Cosmological Natural Selection is his contribution, developed in the late 1980s and published in 1992. None of the predictions he made back then have yet been falsified so he is encouraged to continue on this track. As the name suggests, Cosmological Natural Selection asserts that laws evolve over time. He attributes his breakthrough in thinking in this area to discussions and collaborations with Brazilian philosopher Roberto Mangabeira Unger. Although I find Unger next to impossible to read, he gave an interesting talk at the Centre for International Governance Innovation in Waterloo a few years ago and Smolin’s paraphrases are helpful. A key contribution to this discussion is Unger’s observation that if time is real, then nothing lasts forever (except perhaps time itself?), not even the laws of physics.

▶ **DIRECTIONS**: Copy the passage on Cosmological Natural Selection word for word, from "Cosmological Natural Selection is" up to and including "laws of physics.".

▶ **INFORMATION PROVIDED**:
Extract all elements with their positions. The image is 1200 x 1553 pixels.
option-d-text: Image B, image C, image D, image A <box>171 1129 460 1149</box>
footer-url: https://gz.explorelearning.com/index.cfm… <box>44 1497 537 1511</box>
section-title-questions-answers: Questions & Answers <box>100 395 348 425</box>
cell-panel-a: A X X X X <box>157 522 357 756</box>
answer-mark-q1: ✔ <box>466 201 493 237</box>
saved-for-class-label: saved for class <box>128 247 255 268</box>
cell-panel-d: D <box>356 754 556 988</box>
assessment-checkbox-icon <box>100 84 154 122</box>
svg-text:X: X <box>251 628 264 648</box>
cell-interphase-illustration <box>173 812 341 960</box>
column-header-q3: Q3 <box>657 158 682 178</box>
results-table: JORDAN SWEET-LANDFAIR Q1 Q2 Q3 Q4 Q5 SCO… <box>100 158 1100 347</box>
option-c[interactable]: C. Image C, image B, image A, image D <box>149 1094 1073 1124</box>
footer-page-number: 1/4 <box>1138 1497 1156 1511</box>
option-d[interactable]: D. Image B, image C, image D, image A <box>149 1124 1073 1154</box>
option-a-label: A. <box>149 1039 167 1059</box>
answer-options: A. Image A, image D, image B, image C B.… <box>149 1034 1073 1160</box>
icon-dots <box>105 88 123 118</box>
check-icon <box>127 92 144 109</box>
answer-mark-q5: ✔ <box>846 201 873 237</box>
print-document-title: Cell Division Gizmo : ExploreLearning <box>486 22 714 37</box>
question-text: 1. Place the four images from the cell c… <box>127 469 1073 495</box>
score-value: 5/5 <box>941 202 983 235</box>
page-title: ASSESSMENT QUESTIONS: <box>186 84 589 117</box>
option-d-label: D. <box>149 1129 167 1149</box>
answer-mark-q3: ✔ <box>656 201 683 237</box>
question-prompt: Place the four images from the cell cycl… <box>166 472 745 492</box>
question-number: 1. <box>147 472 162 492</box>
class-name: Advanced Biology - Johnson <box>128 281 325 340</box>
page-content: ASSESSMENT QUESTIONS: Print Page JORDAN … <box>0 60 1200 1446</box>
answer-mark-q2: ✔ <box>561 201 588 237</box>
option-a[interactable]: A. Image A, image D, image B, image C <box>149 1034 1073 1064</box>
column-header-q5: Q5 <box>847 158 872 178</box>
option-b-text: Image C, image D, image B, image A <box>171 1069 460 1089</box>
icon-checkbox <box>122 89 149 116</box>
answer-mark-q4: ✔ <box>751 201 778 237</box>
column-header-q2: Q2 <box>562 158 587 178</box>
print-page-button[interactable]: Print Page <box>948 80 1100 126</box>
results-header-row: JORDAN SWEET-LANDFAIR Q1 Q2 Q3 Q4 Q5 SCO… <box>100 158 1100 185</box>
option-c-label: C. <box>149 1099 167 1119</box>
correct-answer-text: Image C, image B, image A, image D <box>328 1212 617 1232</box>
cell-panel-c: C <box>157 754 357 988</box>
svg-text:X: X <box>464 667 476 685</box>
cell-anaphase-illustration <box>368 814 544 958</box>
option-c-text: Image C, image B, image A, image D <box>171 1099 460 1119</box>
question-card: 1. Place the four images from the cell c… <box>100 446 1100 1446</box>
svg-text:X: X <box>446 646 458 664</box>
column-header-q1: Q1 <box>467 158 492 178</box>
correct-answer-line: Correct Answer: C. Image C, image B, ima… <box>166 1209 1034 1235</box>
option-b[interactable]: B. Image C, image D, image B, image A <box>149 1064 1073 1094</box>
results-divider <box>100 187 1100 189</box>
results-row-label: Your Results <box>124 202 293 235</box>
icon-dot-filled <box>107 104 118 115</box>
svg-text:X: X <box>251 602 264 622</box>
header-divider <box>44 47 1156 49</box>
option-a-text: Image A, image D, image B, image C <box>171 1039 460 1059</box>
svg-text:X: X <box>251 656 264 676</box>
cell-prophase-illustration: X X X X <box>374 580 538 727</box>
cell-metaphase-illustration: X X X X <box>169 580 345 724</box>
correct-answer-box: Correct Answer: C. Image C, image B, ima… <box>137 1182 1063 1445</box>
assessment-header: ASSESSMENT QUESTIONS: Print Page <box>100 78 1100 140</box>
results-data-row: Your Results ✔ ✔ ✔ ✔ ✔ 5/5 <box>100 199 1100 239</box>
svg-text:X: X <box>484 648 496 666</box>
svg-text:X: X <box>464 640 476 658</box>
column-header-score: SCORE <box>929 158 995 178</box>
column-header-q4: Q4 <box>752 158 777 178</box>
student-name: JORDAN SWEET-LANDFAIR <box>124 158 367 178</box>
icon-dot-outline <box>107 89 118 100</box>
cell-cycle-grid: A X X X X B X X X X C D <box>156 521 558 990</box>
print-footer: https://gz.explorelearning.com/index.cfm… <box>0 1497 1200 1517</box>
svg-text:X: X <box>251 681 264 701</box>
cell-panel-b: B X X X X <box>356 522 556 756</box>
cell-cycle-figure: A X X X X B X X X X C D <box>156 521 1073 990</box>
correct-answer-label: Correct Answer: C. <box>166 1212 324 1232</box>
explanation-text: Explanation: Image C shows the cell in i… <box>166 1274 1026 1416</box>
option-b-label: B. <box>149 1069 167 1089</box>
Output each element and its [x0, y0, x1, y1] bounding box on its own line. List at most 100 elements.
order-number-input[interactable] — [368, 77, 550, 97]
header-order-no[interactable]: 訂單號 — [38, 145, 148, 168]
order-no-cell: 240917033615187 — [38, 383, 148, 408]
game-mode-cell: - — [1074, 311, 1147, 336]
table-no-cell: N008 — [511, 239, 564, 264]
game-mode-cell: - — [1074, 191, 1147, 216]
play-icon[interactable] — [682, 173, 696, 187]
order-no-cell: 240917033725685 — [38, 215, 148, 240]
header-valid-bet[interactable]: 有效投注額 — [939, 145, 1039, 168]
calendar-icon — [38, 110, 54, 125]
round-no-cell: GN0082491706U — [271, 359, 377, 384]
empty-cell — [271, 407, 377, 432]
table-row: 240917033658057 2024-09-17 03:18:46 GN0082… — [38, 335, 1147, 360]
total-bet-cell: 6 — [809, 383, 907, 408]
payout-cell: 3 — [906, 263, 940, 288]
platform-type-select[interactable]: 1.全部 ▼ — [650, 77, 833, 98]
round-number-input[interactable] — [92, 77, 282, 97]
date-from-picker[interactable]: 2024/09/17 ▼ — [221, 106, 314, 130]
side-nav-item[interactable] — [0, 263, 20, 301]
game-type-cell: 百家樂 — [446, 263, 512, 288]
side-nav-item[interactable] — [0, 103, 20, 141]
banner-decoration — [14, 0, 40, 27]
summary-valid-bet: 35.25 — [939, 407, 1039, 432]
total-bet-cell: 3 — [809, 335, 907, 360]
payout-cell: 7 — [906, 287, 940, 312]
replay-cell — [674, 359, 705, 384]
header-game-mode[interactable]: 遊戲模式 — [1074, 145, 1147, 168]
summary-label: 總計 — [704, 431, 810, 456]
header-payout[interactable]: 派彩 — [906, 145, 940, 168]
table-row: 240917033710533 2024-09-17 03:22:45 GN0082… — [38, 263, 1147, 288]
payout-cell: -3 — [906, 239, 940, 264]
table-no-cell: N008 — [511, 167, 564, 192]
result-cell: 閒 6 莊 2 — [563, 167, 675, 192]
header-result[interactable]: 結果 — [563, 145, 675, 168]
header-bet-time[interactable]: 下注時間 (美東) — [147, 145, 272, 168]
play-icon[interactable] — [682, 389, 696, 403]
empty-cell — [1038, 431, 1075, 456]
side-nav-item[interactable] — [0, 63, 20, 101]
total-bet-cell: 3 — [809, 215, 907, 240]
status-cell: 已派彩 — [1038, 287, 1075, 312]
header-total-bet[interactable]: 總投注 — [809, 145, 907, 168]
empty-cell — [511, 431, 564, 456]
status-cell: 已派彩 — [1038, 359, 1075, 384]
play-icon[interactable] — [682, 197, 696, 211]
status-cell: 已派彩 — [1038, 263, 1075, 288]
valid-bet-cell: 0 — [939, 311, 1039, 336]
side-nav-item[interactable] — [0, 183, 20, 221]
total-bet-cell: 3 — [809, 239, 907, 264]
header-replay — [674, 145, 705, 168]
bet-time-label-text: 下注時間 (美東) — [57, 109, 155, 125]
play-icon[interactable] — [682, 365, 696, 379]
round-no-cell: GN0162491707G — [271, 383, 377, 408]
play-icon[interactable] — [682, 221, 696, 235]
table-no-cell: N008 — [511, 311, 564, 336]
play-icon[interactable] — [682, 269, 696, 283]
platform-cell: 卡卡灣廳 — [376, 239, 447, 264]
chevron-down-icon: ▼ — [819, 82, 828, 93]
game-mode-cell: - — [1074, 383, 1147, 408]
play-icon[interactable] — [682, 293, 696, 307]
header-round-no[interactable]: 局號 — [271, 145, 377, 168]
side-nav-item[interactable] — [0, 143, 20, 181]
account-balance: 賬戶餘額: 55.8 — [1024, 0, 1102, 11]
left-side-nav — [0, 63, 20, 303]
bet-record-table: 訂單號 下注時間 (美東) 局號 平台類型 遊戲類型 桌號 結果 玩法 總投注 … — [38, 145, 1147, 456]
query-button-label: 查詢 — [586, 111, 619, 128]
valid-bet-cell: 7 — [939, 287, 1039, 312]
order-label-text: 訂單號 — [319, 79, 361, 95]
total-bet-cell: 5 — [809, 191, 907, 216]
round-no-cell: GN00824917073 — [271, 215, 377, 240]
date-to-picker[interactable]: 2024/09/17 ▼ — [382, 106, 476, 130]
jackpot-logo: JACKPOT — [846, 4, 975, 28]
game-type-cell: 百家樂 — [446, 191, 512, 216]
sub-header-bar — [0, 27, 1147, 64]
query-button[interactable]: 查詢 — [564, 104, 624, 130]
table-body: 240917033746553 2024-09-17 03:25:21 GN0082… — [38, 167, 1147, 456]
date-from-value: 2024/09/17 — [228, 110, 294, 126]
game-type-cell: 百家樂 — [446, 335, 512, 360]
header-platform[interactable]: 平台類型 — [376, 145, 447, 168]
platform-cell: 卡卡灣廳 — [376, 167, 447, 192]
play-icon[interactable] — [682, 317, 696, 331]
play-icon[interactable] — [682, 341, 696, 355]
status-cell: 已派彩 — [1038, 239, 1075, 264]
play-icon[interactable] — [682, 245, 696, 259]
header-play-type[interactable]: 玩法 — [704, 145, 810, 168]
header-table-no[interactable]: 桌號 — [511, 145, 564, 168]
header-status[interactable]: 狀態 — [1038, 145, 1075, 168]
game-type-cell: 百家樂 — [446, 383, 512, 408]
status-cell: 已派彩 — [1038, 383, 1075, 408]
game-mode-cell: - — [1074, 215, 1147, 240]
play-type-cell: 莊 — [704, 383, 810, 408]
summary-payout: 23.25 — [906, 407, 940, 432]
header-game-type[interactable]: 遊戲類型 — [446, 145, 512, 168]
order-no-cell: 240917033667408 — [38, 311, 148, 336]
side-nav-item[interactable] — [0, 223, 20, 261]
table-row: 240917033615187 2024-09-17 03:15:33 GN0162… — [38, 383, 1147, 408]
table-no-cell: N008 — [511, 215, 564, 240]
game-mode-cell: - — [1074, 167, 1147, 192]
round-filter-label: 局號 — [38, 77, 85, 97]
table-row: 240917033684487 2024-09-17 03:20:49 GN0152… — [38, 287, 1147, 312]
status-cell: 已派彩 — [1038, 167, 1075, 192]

▶ **EXERCISE OUTPUT**:
Cosmological Natural Selection is his contribution, developed in the late 1980s and published in 1992. None of the predictions he made back then have yet been falsified so he is encouraged to continue on this track. As the name suggests, Cosmological Natural Selection asserts that laws evolve over time. He attributes his breakthrough in thinking in this area to discussions and collaborations with Brazilian philosopher Roberto Mangabeira Unger. Although I find Unger next to impossible to read, he gave an interesting talk at the Centre for International Governance Innovation in Waterloo a few years ago and Smolin’s paraphrases are helpful. A key contribution to this discussion is Unger’s observation that if time is real, then nothing lasts forever (except perhaps time itself?), not even the laws of physics.